TO BE DONE
What follows is a block of records; restate each one word for word.

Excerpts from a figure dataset
---

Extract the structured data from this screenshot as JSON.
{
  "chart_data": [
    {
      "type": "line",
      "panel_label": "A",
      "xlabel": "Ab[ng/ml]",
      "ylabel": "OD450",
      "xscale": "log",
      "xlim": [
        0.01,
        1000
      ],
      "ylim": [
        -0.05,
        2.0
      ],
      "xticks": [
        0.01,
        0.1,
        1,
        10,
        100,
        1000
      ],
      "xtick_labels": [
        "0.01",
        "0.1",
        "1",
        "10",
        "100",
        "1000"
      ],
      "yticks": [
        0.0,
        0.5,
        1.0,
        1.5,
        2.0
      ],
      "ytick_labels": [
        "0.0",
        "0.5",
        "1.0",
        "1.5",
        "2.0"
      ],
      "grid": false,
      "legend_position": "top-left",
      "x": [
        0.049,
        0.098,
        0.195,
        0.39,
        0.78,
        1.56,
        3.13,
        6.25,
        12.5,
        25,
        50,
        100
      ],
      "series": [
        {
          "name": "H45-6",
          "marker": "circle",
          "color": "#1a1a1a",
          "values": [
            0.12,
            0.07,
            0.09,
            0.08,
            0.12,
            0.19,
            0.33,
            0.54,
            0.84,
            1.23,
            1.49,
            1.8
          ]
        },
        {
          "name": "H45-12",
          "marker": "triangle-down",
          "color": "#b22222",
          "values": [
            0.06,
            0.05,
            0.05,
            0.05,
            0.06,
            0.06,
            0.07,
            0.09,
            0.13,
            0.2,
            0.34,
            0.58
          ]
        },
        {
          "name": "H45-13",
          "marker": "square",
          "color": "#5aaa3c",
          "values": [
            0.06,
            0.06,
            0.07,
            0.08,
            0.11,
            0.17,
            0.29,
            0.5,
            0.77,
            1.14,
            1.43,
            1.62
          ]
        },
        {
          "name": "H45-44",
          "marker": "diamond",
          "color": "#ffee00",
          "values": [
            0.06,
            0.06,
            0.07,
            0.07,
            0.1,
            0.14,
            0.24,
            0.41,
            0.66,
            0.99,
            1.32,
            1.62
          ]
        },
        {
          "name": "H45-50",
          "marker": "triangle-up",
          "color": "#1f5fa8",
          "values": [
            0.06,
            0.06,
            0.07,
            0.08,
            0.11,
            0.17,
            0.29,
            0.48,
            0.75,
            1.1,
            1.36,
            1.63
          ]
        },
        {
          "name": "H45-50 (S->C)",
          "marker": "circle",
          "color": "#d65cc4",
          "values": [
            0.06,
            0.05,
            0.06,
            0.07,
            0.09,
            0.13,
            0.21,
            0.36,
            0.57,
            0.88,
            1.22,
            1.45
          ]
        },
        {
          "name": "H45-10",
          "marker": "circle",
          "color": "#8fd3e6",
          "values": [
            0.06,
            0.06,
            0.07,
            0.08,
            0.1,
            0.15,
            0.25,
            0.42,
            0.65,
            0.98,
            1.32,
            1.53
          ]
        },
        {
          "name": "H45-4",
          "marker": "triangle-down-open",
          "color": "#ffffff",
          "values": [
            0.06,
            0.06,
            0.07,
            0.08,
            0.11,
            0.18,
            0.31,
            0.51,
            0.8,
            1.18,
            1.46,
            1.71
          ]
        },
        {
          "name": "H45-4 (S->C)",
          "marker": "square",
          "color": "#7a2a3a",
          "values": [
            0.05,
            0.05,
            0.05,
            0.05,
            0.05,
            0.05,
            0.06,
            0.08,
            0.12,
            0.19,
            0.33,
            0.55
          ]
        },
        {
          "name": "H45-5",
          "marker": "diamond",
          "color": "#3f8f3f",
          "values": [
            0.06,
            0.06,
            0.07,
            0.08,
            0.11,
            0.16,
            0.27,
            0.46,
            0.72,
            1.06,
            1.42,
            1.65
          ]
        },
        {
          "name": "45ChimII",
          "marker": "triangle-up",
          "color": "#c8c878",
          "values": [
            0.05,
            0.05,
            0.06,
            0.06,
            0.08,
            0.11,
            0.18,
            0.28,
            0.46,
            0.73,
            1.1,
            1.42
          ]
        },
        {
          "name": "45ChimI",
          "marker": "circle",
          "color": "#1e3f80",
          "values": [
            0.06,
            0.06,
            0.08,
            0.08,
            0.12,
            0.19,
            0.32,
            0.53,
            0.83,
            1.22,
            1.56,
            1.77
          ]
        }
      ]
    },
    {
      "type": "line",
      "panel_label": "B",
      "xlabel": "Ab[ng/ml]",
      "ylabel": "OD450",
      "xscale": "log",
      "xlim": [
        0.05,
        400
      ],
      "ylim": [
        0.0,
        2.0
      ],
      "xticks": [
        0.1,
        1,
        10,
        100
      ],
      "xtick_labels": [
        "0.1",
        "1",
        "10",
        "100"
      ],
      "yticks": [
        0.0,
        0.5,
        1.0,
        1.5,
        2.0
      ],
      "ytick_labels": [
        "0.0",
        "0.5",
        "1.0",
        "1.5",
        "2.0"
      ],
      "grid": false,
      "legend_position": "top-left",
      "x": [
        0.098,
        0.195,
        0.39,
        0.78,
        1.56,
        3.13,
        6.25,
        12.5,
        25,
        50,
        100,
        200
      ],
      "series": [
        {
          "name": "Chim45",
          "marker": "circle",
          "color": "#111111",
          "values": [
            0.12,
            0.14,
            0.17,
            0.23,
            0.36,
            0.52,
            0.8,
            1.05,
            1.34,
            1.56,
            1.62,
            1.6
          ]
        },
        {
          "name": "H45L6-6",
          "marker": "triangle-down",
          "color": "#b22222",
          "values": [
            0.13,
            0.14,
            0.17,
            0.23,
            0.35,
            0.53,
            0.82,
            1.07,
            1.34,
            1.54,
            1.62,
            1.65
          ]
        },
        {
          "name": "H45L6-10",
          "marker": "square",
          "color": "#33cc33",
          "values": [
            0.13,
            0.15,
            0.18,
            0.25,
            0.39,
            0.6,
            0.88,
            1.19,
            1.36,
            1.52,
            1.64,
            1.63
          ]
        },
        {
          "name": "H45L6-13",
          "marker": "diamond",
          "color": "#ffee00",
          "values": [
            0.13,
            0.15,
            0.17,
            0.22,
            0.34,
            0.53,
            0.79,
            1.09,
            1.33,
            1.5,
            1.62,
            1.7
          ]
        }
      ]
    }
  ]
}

---

FINISHED EXERCISE
Extract the structured data from this screenshot as JSON.
{
  "chart_data": [
    {
      "type": "line",
      "panel_label": "A",
      "xlabel": "Ab[ng/ml]",
      "ylabel": "OD450",
      "xscale": "log",
      "xlim": [
        0.01,
        1000
      ],
      "ylim": [
        -0.05,
        2.0
      ],
      "xticks": [
        0.01,
        0.1,
        1,
        10,
        100,
        1000
      ],
      "xtick_labels": [
        "0.01",
        "0.1",
        "1",
        "10",
        "100",
        "1000"
      ],
      "yticks": [
        0.0,
        0.5,
        1.0,
        1.5,
        2.0
      ],
      "ytick_labels": [
        "0.0",
        "0.5",
        "1.0",
        "1.5",
        "2.0"
      ],
      "grid": false,
      "legend_position": "top-left",
      "x": [
        0.049,
        0.098,
        0.195,
        0.39,
        0.78,
        1.56,
        3.13,
        6.25,
        12.5,
        25,
        50,
        100
      ],
      "series": [
        {
          "name": "H45-6",
          "marker": "circle",
          "color": "#1a1a1a",
          "values": [
            0.12,
            0.07,
            0.09,
            0.08,
            0.12,
            0.19,
            0.33,
            0.54,
            0.84,
            1.23,
            1.49,
            1.8
          ]
        },
        {
          "name": "H45-12",
          "marker": "triangle-down",
          "color": "#b22222",
          "values": [
            0.06,
            0.05,
            0.05,
            0.05,
            0.06,
            0.06,
            0.07,
            0.09,
            0.13,
            0.2,
            0.34,
            0.58
          ]
        },
        {
          "name": "H45-13",
          "marker": "square",
          "color": "#5aaa3c",
          "values": [
            0.06,
            0.06,
            0.07,
            0.08,
            0.11,
            0.17,
            0.29,
            0.5,
            0.77,
            1.14,
            1.43,
            1.62
          ]
        },
        {
          "name": "H45-44",
          "marker": "diamond",
          "color": "#ffee00",
          "values": [
            0.06,
            0.06,
            0.07,
            0.07,
            0.1,
            0.14,
            0.24,
            0.41,
            0.66,
            0.99,
            1.32,
            1.62
          ]
        },
        {
          "name": "H45-50",
          "marker": "triangle-up",
          "color": "#1f5fa8",
          "values": [
            0.06,
            0.06,
            0.07,
            0.08,
            0.11,
            0.17,
            0.29,
            0.48,
            0.75,
            1.1,
            1.36,
            1.63
          ]
        },
        {
          "name": "H45-50 (S->C)",
          "marker": "circle",
          "color": "#d65cc4",
          "values": [
            0.06,
            0.05,
            0.06,
            0.07,
            0.09,
            0.13,
            0.21,
            0.36,
            0.57,
            0.88,
            1.22,
            1.45
          ]
        },
        {
          "name": "H45-10",
          "marker": "circle",
          "color": "#8fd3e6",
          "values": [
            0.06,
            0.06,
            0.07,
            0.08,
            0.1,
            0.15,
            0.25,
            0.42,
            0.65,
            0.98,
            1.32,
            1.53
          ]
        },
        {
          "name": "H45-4",
          "marker": "triangle-down-open",
          "color": "#ffffff",
          "values": [
            0.06,
            0.06,
            0.07,
            0.08,
            0.11,
            0.18,
            0.31,
            0.51,
            0.8,
            1.18,
            1.46,
            1.71
          ]
        },
        {
          "name": "H45-4 (S->C)",
          "marker": "square",
          "color": "#7a2a3a",
          "values": [
            0.05,
            0.05,
            0.05,
            0.05,
            0.05,
            0.05,
            0.06,
            0.08,
            0.12,
            0.19,
            0.33,
            0.55
          ]
        },
        {
          "name": "H45-5",
          "marker": "diamond",
          "color": "#3f8f3f",
          "values": [
            0.06,
            0.06,
            0.07,
            0.08,
            0.11,
            0.16,
            0.27,
            0.46,
            0.72,
            1.06,
            1.42,
            1.65
          ]
        },
        {
          "name": "45ChimII",
          "marker": "triangle-up",
          "color": "#c8c878",
          "values": [
            0.05,
            0.05,
            0.06,
            0.06,
            0.08,
            0.11,
            0.18,
            0.28,
            0.46,
            0.73,
            1.1,
            1.42
          ]
        },
        {
          "name": "45ChimI",
          "marker": "circle",
          "color": "#1e3f80",
          "values": [
            0.06,
            0.06,
            0.08,
            0.08,
            0.12,
            0.19,
            0.32,
            0.53,
            0.83,
            1.22,
            1.56,
            1.77
          ]
        }
      ]
    },
    {
      "type": "line",
      "panel_label": "B",
      "xlabel": "Ab[ng/ml]",
      "ylabel": "OD450",
      "xscale": "log",
      "xlim": [
        0.05,
        400
      ],
      "ylim": [
        0.0,
        2.0
      ],
      "xticks": [
        0.1,
        1,
        10,
        100
      ],
      "xtick_labels": [
        "0.1",
        "1",
        "10",
        "100"
      ],
      "yticks": [
        0.0,
        0.5,
        1.0,
        1.5,
        2.0
      ],
      "ytick_labels": [
        "0.0",
        "0.5",
        "1.0",
        "1.5",
        "2.0"
      ],
      "grid": false,
      "legend_position": "top-left",
      "x": [
        0.098,
        0.195,
        0.39,
        0.78,
        1.56,
        3.13,
        6.25,
        12.5,
        25,
        50,
        100,
        200
      ],
      "series": [
        {
          "name": "Chim45",
          "marker": "circle",
          "color": "#111111",
          "values": [
            0.12,
            0.14,
            0.17,
            0.23,
            0.36,
            0.52,
            0.8,
            1.05,
            1.34,
            1.56,
            1.62,
            1.6
          ]
        },
        {
          "name": "H45L6-6",
          "marker": "triangle-down",
          "color": "#b22222",
          "values": [
            0.13,
            0.14,
            0.17,
            0.23,
            0.35,
            0.53,
            0.82,
            1.07,
            1.34,
            1.54,
            1.62,
            1.65
          ]
        },
        {
          "name": "H45L6-10",
          "marker": "square",
          "color": "#33cc33",
          "values": [
            0.13,
            0.15,
            0.18,
            0.25,
            0.39,
            0.6,
            0.88,
            1.19,
            1.36,
            1.52,
            1.64,
            1.63
          ]
        },
        {
          "name": "H45L6-13",
          "marker": "diamond",
          "color": "#ffee00",
          "values": [
            0.13,
            0.15,
            0.17,
            0.22,
            0.34,
            0.53,
            0.79,
            1.09,
            1.33,
            1.5,
            1.62,
            1.7
          ]
        }
      ]
    }
  ]
}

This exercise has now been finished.